Secondly, some patients had reported overly positive health states, which may have been related to some mental impairment. A mini mental state of examination was required since it is a reliable method to assess the cognitive disability of the patients and is commonly uses in neurological studies, including HD30,31.

Finally, the Greek translation of the questionnaire may not have been the most accurate in carrying across the meaning of some words. For example, the word ‘discomfort’ in Greek points not only to the physical domain (such pain), but also to the mental domain. This was confusing for the Cypriot patients.

Future work

A first extension of this work would be to further the investigation in order to assess the QoL of the remaining Cypriot patients, who did not have the opportunity or the capacity to take part. Obtaining evidence from the entire Cypriot patient population is important so that we can characterise definitively the aspects affecting QoL. Further work in HD would necessarily include a short mental test prior to the completion of questionnaires, to determine whether the patient can accurately self-assess their physical mental state.

In addition, the study used a generic questionnaire assessing the QoL of HD patients. Once the HD specific questionnaire is approved and a Greek translation is available, it would be useful to see how the new questionnaire could add to the pool of evidence regarding HD. HD is a multi-faceted disease, and the additional considerations of an HD-specific questionnaire will be useful in this aspect.

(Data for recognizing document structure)
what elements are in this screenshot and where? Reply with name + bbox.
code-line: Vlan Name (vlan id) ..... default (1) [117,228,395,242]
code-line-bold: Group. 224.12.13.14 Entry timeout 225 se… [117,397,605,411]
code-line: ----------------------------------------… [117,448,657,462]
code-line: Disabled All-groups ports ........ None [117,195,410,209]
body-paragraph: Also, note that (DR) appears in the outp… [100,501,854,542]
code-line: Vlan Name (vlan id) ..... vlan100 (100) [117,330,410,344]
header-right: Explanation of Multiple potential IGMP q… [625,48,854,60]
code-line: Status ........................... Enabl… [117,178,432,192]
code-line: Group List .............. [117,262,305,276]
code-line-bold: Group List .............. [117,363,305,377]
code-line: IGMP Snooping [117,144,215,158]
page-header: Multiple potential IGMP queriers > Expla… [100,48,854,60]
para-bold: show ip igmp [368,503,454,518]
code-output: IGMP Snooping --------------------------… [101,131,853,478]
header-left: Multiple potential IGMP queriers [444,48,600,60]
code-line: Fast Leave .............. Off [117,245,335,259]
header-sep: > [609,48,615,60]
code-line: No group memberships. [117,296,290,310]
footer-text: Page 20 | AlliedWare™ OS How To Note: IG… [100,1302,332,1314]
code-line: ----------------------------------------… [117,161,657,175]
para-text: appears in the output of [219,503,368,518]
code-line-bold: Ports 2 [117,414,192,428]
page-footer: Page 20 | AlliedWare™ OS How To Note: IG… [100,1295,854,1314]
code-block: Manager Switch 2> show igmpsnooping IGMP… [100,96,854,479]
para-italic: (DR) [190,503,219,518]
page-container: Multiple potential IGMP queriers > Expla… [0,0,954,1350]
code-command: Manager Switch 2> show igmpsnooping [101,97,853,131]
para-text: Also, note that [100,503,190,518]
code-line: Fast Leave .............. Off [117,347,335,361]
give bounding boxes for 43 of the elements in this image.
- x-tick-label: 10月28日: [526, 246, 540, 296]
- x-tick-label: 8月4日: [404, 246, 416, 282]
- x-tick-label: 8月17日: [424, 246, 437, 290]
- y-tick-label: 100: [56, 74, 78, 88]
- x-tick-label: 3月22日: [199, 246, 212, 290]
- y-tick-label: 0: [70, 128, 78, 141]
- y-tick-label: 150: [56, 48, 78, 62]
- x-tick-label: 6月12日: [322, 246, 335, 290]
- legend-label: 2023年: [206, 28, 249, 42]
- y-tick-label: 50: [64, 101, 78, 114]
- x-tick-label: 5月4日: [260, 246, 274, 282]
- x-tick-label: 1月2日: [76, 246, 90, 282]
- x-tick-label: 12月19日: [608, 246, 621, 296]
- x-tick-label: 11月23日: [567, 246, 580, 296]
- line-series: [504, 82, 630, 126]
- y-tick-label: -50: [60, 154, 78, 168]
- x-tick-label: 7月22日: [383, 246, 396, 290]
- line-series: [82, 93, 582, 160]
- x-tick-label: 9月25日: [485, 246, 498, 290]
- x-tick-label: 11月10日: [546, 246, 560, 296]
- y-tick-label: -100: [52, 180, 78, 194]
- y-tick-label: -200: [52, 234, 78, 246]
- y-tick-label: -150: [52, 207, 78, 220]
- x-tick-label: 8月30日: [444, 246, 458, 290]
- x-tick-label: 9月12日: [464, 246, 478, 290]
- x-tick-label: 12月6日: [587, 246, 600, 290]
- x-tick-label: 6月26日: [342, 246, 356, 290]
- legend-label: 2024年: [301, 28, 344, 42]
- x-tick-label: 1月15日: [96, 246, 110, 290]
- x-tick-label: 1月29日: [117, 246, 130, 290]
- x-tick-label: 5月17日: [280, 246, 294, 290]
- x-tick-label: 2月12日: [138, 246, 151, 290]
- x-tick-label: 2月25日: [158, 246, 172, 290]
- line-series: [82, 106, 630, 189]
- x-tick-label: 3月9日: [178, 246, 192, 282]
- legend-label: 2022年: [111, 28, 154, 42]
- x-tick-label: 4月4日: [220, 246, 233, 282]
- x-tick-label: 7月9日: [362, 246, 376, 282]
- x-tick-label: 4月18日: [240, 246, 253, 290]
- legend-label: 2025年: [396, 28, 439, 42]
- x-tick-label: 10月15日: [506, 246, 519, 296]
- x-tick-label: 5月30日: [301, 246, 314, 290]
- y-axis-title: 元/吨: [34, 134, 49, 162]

Work request: Can you return, word for word, the part of the text on quality of life in Cypriot HD patients between "Secondly, some patients" and "studies, including HD30,31.", inclusive?

Answer:
Secondly, some patients had reported overly positive health states, which may have been related to some mental impairment. A mini mental state of examination was required since it is a reliable method to assess the cognitive disability of the patients and is commonly uses in neurological studies, including HD30,31.